### [Selected passage]
•••••
Nicholas Matthew Schneidau Kirkwood (born July 1980) is a British footwear designer. He lives in Bethnal Green, London.

Early life
Nicholas Matthew Schneidau Kirkwood was born in July 1980. He learned the craft of shoemaking at London-based Cordwainers College.

Career
Kirkwood formed his eponymous British brand in 2004, together with his business partner Christopher Suarez. In 2013, LVMH acquired a majority stake in his company for an undisclosed sum. Kirkwood’s collections are distributed in 150 leading department and specialty stores around the world as well as three flagship stores in London, New York and Las Vegas.

In 2010, Kirkwood succeeded Jonathan Saunders as creative director of Milan-based fashion house Pollini. He left the company in 2014.

Recognition
Kirkwood has twice been named Accessories Designer of the Year at the British Fashion Awards, and in 2013 became the first Accessories Designer to be awarded the British Fashion Council/Vogue Designer Fashion Fund.
•••••
### [Dataset content]
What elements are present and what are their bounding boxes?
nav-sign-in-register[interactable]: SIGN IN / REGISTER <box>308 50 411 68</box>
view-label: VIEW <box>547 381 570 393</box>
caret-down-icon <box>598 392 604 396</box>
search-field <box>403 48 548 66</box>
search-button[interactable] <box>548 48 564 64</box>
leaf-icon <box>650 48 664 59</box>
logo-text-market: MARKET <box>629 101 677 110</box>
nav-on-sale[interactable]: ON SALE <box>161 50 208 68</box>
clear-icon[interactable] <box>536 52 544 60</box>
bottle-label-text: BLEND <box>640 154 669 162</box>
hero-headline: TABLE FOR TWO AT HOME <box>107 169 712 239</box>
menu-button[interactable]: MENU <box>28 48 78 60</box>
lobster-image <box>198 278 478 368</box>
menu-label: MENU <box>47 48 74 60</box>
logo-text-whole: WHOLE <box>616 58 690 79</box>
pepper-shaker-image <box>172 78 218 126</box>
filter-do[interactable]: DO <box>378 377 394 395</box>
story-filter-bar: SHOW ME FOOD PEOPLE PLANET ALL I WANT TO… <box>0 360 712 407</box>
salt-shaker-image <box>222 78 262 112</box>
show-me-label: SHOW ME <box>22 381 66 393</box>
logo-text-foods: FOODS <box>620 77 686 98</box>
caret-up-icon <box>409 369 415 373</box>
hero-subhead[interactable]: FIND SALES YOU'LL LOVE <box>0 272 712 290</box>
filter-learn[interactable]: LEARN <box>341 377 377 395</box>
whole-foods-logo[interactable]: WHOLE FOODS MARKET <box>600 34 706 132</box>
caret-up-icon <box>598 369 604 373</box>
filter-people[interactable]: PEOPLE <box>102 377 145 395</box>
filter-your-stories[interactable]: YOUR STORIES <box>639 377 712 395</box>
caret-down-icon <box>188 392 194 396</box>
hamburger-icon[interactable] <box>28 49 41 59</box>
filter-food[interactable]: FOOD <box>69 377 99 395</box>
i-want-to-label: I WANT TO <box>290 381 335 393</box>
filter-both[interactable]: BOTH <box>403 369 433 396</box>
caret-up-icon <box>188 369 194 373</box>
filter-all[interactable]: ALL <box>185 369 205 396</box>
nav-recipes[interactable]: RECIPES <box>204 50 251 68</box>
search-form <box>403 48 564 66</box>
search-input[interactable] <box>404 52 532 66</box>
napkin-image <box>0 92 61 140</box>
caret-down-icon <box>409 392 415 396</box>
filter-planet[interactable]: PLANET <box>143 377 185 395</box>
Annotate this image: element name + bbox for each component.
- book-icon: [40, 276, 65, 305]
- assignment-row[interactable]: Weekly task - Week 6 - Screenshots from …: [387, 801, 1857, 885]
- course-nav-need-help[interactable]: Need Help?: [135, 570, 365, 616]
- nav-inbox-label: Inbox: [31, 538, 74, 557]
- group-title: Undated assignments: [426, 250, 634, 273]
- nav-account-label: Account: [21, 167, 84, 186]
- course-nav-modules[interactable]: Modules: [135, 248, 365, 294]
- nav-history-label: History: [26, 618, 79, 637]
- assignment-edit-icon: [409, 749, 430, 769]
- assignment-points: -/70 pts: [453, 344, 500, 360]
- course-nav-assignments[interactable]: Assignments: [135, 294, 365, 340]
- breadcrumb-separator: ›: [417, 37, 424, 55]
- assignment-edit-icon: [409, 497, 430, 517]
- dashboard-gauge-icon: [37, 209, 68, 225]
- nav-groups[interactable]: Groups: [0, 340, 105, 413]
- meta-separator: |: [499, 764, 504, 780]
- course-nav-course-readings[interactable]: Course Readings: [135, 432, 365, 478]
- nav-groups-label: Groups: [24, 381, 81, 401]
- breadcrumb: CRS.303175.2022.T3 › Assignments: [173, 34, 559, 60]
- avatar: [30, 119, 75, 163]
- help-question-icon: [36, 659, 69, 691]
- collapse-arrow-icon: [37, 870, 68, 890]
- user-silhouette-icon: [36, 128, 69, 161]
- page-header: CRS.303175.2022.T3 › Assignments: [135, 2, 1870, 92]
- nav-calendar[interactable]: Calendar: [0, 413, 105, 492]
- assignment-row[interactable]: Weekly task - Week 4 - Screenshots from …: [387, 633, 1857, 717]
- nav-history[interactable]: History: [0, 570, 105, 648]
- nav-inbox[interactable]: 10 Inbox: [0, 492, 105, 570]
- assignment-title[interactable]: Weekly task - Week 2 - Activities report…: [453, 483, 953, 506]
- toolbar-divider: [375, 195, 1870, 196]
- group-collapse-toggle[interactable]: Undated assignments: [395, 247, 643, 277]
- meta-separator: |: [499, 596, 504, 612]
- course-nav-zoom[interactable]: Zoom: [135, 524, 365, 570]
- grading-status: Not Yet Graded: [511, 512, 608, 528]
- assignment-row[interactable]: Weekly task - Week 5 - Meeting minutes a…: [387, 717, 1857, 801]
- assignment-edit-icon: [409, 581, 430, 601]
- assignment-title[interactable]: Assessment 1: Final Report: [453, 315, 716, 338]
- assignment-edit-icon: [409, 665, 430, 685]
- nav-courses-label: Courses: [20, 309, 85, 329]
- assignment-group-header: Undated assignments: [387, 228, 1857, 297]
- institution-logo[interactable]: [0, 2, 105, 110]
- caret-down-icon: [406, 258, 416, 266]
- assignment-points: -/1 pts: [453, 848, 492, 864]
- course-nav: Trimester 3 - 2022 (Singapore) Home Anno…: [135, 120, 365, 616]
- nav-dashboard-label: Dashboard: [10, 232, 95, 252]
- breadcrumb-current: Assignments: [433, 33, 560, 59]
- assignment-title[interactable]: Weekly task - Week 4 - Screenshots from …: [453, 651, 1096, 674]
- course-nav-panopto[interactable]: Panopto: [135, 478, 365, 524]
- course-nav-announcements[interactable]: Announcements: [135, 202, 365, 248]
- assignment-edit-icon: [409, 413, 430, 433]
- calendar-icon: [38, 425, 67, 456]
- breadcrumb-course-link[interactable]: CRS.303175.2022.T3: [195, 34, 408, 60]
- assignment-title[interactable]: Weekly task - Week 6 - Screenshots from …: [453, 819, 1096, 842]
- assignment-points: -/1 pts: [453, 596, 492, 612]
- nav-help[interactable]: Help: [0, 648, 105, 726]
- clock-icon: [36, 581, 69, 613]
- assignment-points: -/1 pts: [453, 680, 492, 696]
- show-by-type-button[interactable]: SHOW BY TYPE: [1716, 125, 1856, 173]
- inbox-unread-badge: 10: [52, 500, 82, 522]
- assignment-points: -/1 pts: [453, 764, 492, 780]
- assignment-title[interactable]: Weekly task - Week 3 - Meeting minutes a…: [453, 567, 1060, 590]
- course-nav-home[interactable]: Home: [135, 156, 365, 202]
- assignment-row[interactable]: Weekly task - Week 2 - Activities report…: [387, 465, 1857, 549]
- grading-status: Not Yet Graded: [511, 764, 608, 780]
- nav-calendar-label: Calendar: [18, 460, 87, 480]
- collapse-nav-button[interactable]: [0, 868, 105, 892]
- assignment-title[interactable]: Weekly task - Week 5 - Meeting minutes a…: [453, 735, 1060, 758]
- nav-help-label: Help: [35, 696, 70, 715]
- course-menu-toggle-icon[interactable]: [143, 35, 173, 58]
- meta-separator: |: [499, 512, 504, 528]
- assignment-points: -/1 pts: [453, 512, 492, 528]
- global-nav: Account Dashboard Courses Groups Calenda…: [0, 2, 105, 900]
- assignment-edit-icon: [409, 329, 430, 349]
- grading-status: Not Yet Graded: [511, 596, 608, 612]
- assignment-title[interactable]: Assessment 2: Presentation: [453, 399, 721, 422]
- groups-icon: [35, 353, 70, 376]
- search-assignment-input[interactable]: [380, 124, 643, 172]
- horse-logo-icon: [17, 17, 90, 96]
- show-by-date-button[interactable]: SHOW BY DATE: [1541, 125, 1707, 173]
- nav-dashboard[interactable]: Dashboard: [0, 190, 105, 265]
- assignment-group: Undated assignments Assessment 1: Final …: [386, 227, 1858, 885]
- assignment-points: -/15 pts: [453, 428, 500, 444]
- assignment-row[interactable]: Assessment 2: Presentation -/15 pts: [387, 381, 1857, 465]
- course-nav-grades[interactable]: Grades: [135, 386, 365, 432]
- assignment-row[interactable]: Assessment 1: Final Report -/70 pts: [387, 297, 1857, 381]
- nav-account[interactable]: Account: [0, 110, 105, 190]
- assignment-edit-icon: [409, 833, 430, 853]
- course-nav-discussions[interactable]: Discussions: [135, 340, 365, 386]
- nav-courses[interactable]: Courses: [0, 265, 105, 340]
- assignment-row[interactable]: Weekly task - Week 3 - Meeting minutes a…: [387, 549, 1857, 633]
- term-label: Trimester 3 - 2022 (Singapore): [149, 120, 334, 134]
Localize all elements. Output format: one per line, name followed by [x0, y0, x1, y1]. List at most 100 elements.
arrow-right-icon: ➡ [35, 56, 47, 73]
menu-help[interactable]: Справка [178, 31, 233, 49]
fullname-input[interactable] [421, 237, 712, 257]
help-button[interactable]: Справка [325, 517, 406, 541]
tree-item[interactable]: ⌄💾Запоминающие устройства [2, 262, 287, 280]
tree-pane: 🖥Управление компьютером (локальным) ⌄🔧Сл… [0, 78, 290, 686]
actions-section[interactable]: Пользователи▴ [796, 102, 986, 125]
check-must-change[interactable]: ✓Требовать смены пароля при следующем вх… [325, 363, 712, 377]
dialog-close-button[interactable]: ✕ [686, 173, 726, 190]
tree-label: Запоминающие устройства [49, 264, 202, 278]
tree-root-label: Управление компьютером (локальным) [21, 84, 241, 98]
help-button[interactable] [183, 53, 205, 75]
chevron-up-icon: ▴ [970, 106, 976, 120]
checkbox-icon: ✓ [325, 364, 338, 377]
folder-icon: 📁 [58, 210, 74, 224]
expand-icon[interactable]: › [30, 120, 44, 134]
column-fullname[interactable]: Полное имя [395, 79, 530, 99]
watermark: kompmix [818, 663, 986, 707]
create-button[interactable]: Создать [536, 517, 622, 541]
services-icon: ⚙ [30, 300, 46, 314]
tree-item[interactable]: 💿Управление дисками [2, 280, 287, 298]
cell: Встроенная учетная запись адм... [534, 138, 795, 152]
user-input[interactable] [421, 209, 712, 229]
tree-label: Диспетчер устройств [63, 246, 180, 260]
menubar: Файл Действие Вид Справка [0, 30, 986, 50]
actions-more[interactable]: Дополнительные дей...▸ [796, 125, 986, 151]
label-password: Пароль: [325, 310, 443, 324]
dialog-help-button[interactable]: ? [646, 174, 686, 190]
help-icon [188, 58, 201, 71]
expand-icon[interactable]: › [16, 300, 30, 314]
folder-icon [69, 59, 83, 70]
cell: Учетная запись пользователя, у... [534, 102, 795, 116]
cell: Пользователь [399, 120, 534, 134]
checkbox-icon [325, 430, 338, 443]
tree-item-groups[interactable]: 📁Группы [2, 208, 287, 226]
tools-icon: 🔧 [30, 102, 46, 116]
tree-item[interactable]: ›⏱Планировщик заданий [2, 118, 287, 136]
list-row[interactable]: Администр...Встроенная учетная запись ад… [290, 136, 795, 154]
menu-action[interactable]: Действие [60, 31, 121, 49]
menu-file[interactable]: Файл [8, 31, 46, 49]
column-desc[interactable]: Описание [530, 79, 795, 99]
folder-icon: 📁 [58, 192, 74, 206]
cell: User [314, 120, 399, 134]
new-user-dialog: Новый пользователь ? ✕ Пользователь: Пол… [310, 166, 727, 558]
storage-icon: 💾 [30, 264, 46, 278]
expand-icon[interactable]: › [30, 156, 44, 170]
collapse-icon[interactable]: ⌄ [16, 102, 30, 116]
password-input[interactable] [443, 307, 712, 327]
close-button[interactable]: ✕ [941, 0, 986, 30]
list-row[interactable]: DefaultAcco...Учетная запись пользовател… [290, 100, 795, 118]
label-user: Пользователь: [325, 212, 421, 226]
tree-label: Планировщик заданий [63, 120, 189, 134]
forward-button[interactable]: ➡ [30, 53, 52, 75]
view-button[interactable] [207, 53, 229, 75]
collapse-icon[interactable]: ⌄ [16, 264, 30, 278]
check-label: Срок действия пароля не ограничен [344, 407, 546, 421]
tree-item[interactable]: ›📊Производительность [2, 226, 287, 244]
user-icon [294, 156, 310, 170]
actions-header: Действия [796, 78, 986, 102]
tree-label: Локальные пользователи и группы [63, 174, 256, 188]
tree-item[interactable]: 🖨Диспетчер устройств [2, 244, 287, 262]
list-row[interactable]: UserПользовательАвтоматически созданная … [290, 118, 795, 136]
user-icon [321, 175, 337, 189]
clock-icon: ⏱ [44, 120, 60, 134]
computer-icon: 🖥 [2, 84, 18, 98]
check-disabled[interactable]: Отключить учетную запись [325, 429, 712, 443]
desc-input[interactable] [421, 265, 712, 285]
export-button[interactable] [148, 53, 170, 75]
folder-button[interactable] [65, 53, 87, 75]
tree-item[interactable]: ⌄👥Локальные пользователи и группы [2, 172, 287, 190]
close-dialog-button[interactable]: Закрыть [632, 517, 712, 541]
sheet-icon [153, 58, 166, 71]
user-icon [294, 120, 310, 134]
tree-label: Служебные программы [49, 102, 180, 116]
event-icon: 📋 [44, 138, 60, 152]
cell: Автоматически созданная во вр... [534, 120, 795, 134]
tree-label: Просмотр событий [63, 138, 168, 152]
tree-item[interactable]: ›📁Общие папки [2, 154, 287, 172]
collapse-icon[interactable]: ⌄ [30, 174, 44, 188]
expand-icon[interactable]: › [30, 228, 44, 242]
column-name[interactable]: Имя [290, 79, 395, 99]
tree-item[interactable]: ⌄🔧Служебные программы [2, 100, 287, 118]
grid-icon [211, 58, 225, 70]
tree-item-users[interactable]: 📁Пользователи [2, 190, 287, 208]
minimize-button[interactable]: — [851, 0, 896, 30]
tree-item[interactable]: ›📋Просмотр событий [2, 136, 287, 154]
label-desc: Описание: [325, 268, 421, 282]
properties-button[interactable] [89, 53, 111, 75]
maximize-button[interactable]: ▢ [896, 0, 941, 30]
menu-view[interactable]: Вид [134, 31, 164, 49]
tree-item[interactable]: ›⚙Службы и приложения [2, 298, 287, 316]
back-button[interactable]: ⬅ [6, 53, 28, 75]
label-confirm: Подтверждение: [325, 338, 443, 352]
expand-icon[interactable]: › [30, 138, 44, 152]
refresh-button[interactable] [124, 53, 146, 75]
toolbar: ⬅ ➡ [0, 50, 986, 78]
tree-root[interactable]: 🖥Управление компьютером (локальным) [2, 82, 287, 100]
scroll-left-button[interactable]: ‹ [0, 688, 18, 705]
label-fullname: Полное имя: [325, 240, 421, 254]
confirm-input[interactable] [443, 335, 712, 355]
•••••
### [What is asked]
(a) Answer these from the Kirkwood profile:
(i) Where did Kirkwood learn shoemaking?
(ii) Who was his business partner when he formed his brand in 2004?
(iii) Whom did he succeed as creative director of Pollini in 2010?
(b) Copy down the entries from their first line through the line containing "clear-icon[interactable] <box>536 52", with both of those lines included.
The Kirkwood profile and the entries have nothing to do with each other.

### [Answers below]
(a)
(i) At Cordwainers College in London
(ii) Christopher Suarez
(iii) Jonathan Saunders

(b)
What elements are present and what are their bounding boxes?
nav-sign-in-register[interactable]: SIGN IN / REGISTER <box>308 50 411 68</box>
view-label: VIEW <box>547 381 570 393</box>
caret-down-icon <box>598 392 604 396</box>
search-field <box>403 48 548 66</box>
search-button[interactable] <box>548 48 564 64</box>
leaf-icon <box>650 48 664 59</box>
logo-text-market: MARKET <box>629 101 677 110</box>
nav-on-sale[interactable]: ON SALE <box>161 50 208 68</box>
clear-icon[interactable] <box>536 52 544 60</box>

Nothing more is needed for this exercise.